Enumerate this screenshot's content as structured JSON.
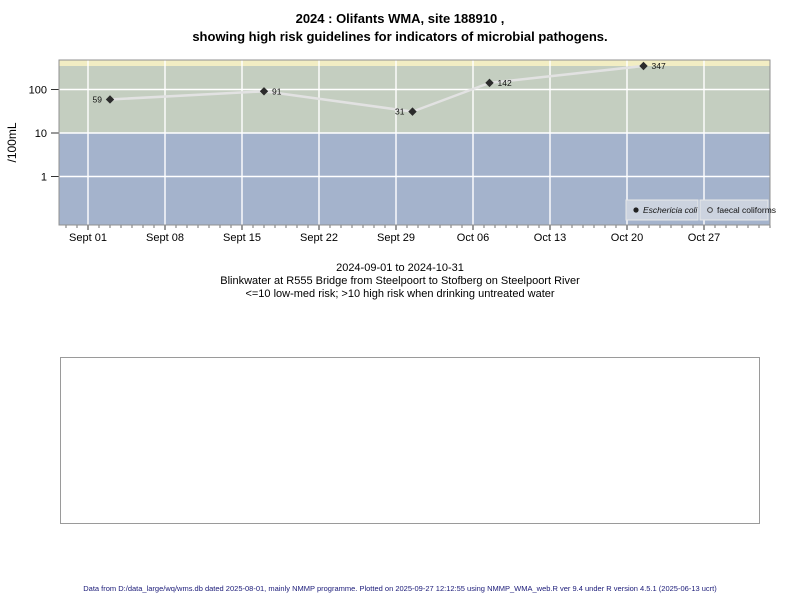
{
  "title": {
    "line1": "2024 : Olifants WMA, site 188910 ,",
    "line2": "showing high risk guidelines for indicators of microbial pathogens."
  },
  "subtitle": {
    "date_range": "2024-09-01 to 2024-10-31",
    "station": "Blinkwater at R555 Bridge from Steelpoort to Stofberg on Steelpoort River",
    "risk_note": "<=10 low-med risk; >10 high risk when drinking untreated water"
  },
  "footer": {
    "text": "Data from D:/data_large/wq/wms.db dated 2025-08-01, mainly NMMP programme. Plotted on 2025-09-27 12:12:55 using NMMP_WMA_web.R ver 9.4 under R version 4.5.1 (2025-06-13 ucrt)"
  },
  "chart_data": {
    "type": "line",
    "title": "",
    "xlabel": "",
    "ylabel": "/100mL",
    "y_scale": "log10",
    "y_ticks": [
      1,
      10,
      100
    ],
    "y_range_approx": [
      0.08,
      430
    ],
    "x_tick_labels": [
      "Sept 01",
      "Sept 08",
      "Sept 15",
      "Sept 22",
      "Sept 29",
      "Oct 06",
      "Oct 13",
      "Oct 20",
      "Oct 27"
    ],
    "x_tick_day_offsets": [
      0,
      7,
      14,
      21,
      28,
      35,
      42,
      49,
      56
    ],
    "minor_ticks": "daily",
    "grid": "white lines on shaded risk bands",
    "legend_position": "bottom-right",
    "risk_threshold": 10,
    "risk_bands": [
      {
        "name": "top-strip",
        "color_key": "band_top"
      },
      {
        "name": "high-risk (>10)",
        "color_key": "band_high"
      },
      {
        "name": "low-med-risk (<=10)",
        "color_key": "band_low"
      }
    ],
    "series": [
      {
        "name": "Eschericia coli",
        "marker": "filled-diamond",
        "dates": [
          "2024-09-03",
          "2024-09-17",
          "2024-09-30",
          "2024-10-07",
          "2024-10-21"
        ],
        "day_offsets": [
          2,
          16,
          29.5,
          36.5,
          50.5
        ],
        "values": [
          59,
          91,
          31,
          142,
          347
        ],
        "label_sides": [
          "left",
          "right",
          "left",
          "right",
          "right"
        ]
      },
      {
        "name": "faecal coliforms",
        "marker": "open-circle",
        "dates": [],
        "day_offsets": [],
        "values": [],
        "label_sides": []
      }
    ]
  },
  "colors": {
    "band_top": "#f2edc3",
    "band_high": "#c4cec0",
    "band_low": "#a4b3cc",
    "gridline": "#ffffff",
    "line": "#e2e2e2",
    "marker": "#2b2b2b",
    "legend_bg": "#ccd3df",
    "legend_border": "#e8e8e8",
    "plot_border": "#909090"
  }
}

#### [PROBLEM STATEMENT]
Any picture in the material is to be left out, and everything else is to be retyped as is.

#### [RESULT OF THE EXERCISE]
Enumerate this screenshot's content as structured JSON.
{
  "title": {
    "line1": "2024 : Olifants WMA, site 188910 ,",
    "line2": "showing high risk guidelines for indicators of microbial pathogens."
  },
  "subtitle": {
    "date_range": "2024-09-01 to 2024-10-31",
    "station": "Blinkwater at R555 Bridge from Steelpoort to Stofberg on Steelpoort River",
    "risk_note": "<=10 low-med risk; >10 high risk when drinking untreated water"
  },
  "footer": {
    "text": "Data from D:/data_large/wq/wms.db dated 2025-08-01, mainly NMMP programme. Plotted on 2025-09-27 12:12:55 using NMMP_WMA_web.R ver 9.4 under R version 4.5.1 (2025-06-13 ucrt)"
  },
  "chart_data": {
    "type": "line",
    "title": "",
    "xlabel": "",
    "ylabel": "/100mL",
    "y_scale": "log10",
    "y_ticks": [
      1,
      10,
      100
    ],
    "y_range_approx": [
      0.08,
      430
    ],
    "x_tick_labels": [
      "Sept 01",
      "Sept 08",
      "Sept 15",
      "Sept 22",
      "Sept 29",
      "Oct 06",
      "Oct 13",
      "Oct 20",
      "Oct 27"
    ],
    "x_tick_day_offsets": [
      0,
      7,
      14,
      21,
      28,
      35,
      42,
      49,
      56
    ],
    "minor_ticks": "daily",
    "grid": "white lines on shaded risk bands",
    "legend_position": "bottom-right",
    "risk_threshold": 10,
    "risk_bands": [
      {
        "name": "top-strip",
        "color_key": "band_top"
      },
      {
        "name": "high-risk (>10)",
        "color_key": "band_high"
      },
      {
        "name": "low-med-risk (<=10)",
        "color_key": "band_low"
      }
    ],
    "series": [
      {
        "name": "Eschericia coli",
        "marker": "filled-diamond",
        "dates": [
          "2024-09-03",
          "2024-09-17",
          "2024-09-30",
          "2024-10-07",
          "2024-10-21"
        ],
        "day_offsets": [
          2,
          16,
          29.5,
          36.5,
          50.5
        ],
        "values": [
          59,
          91,
          31,
          142,
          347
        ],
        "label_sides": [
          "left",
          "right",
          "left",
          "right",
          "right"
        ]
      },
      {
        "name": "faecal coliforms",
        "marker": "open-circle",
        "dates": [],
        "day_offsets": [],
        "values": [],
        "label_sides": []
      }
    ]
  },
  "colors": {
    "band_top": "#f2edc3",
    "band_high": "#c4cec0",
    "band_low": "#a4b3cc",
    "gridline": "#ffffff",
    "line": "#e2e2e2",
    "marker": "#2b2b2b",
    "legend_bg": "#ccd3df",
    "legend_border": "#e8e8e8",
    "plot_border": "#909090"
  }
}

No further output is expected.